PARTS OF THE EXERCISE
1. List every distinct username that appears after an @ sign in the chat transcript.
2. Answer these questions from the chat transcript, one per line:
(a) What count is given for Tue, 01 Mar 2016?
(b) What weekly range of posts is stated?
(c) What monthly figure is given for TPs with a recorded deletion date?
3. Transcribe the chat transcript from "most yeah but" up to and including "look at them.".

SELECTED TEXT
————————

There's already one teams post related to this discussion: stackoverflow.com/c/charcoal/q/470/18
 
^ good one, thanks for the pointer
 
The part that makes this hard is that anything we find in real time is, by definition, not part of this problem
Have to go spelunking to match the "and didn't correct it in a timely manner" criteria
 
How many posts per month do we get?
 
10:48 PM
but I mean specifically "please tag posts matching criteria A, B, or C with #hmm-interesting" coordination
 
@tripleee For those that are "interesting", perhaps in that ballpark. What do we consider "interesting" for this problem? For those that are actually FP which are deleted, I'd guess at much lower than that.
 
@thesecretmaster Because I'm already here...
Sat, 01 Aug 2015 => 121,
Tue, 01 Sep 2015 => 3451,
Thu, 01 Oct 2015 => 3004,
Sun, 01 Nov 2015 => 2670,
Tue, 01 Dec 2015 => 2873,
Fri, 01 Jan 2016 => 3399,
Mon, 01 Feb 2016 => 3379,
Tue, 01 Mar 2016 => 3662,
Fri, 01 Apr 2016 => 3497,
Sun, 01 May 2016 => 3052,
Wed, 01 Jun 2016 => 2934,
Fri, 01 Jul 2016 => 3100,
Mon, 01 Aug 2016 => 3043,
Thu, 01 Sep 2016 => 3184,
Sat, 01 Oct 2016 => 3027,
Tue, 01 Nov 2016 => 3261,
Thu, 01 Dec 2016 => 3405,
Sun, 01 Jan 2017 => 3658,
Wed, 01 Feb 2017 => 3538,
Wed, 01 Mar 2017 => 3500,
 
@thesecretmaster around 100 per day on weekdays, weekends slightly less
 
750-1200/wk
 
So reviewing a month-worth would be about 4k posts.. which is a lot. We could filter out the punctuation ones and the ones which have domains that occur in > 3 posts, and could prolly filter a bit further.
 
10:51 PM
Looking at only TPs gets you to ~3k/mo
2800ish
 
the vast, vast majority is slam-dunk #drugs
but yeah, reviewing the rest is a thankless task
 
2200/mo for TPs w/ a recorded deletion date
 
@Undo take out repeated chars, non-latin, etc
 
but I would guess maybe down to 200-300 with very modest filtering
 
@tripleee Don't most of those have domains with 3+ matching posts?
We could knock those out
 
10:53 PM
gotta run, but AR query I'm using if someone wants to pick it up:
ap Post.group_by_month(:created_at).where(is_tp: true).where('deleted_at IS NOT NULL').count
 
sigh fine
 
@thesecretmaster Actually, we do get FP on those reasons.
 
@Makyen But the TPs on those reasons should be slam dunks
now actually leaving
 
most yeah but add in the product names they use and you can filter out nearly all of the rest too
 
@Undo Yes/no. We're looking for cases that have been evaluated TP that are actually FP, thus if we get FP on some of them, then we should look at them.

————————

RECORDS
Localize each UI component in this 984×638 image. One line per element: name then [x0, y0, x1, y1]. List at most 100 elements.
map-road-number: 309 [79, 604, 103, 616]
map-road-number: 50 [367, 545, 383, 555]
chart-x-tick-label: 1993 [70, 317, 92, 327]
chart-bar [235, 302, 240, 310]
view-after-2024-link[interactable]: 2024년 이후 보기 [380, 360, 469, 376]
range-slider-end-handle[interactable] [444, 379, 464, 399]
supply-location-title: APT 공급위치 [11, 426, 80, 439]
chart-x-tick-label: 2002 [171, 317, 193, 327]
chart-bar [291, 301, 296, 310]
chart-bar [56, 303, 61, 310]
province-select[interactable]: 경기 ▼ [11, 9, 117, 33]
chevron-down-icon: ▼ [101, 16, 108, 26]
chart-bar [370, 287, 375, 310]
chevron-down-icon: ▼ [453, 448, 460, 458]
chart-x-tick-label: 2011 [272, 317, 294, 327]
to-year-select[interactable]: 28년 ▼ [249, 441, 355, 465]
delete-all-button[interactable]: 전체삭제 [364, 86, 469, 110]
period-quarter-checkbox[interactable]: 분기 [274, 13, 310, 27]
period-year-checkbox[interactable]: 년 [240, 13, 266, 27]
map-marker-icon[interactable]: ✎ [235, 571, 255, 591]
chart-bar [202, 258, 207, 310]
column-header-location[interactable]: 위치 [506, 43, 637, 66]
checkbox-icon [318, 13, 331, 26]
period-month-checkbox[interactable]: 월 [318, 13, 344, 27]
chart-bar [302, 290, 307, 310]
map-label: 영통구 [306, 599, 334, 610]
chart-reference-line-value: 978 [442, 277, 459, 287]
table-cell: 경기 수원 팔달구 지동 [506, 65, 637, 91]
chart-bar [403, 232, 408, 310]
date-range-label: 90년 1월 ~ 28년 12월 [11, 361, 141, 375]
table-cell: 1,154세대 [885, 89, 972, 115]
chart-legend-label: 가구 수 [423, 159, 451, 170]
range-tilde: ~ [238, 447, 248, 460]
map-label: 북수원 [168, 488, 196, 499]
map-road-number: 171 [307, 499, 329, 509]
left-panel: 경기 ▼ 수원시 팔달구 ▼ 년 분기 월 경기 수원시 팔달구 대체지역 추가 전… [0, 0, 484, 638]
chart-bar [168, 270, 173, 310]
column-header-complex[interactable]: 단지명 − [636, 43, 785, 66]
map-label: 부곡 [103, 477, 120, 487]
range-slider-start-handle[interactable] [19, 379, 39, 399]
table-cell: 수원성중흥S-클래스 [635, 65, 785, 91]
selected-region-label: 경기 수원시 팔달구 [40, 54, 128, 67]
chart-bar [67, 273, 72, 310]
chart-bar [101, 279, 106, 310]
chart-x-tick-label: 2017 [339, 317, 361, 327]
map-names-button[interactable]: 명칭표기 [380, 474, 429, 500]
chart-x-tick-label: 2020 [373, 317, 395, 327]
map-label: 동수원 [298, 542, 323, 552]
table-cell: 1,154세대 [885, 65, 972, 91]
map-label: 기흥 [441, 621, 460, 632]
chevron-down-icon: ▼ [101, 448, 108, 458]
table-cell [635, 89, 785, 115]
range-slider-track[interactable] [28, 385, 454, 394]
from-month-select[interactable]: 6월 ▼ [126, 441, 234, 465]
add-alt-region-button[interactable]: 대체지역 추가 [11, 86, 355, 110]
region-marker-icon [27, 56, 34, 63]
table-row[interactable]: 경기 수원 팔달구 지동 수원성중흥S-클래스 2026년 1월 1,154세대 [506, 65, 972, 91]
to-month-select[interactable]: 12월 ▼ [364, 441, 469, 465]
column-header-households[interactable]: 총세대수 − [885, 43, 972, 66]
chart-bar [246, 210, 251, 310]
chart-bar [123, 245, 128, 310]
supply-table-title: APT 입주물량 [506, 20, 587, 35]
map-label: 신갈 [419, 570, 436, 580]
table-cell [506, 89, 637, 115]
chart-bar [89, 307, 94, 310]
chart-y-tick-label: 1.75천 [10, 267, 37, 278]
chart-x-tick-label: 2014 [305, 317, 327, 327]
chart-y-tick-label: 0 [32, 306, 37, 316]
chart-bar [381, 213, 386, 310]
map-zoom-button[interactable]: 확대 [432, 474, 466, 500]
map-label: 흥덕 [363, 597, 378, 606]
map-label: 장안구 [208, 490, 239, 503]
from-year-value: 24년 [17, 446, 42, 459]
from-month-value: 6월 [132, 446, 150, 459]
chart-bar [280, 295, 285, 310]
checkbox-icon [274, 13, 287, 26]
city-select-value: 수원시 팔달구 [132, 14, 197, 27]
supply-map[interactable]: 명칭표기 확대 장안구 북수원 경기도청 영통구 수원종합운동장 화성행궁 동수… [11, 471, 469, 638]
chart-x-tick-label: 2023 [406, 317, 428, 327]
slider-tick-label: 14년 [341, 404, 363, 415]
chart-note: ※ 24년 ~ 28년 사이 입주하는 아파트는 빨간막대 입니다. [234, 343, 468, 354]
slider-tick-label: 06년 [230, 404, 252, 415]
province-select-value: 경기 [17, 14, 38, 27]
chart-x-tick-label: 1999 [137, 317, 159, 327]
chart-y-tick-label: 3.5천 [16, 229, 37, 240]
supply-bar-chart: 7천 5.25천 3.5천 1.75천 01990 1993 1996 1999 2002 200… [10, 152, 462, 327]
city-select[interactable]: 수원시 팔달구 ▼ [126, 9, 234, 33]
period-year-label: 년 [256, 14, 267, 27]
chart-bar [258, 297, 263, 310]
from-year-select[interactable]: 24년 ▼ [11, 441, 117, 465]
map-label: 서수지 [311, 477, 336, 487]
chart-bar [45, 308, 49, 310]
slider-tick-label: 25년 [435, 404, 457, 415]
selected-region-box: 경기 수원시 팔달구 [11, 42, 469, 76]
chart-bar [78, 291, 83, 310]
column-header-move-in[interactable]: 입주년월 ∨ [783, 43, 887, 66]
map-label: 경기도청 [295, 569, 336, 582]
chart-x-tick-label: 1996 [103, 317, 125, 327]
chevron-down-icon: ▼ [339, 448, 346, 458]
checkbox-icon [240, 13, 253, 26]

————————

ANSWERS TO THE EXERCISE
1. tripleee, thesecretmaster, Undo, Makyen

2.
(a) 3662
(b) 750-1200 per week
(c) 2200 per month

3.
most yeah but add in the product names they use and you can filter out nearly all of the rest too
 
@Undo Yes/no. We're looking for cases that have been evaluated TP that are actually FP, thus if we get FP on some of them, then we should look at them.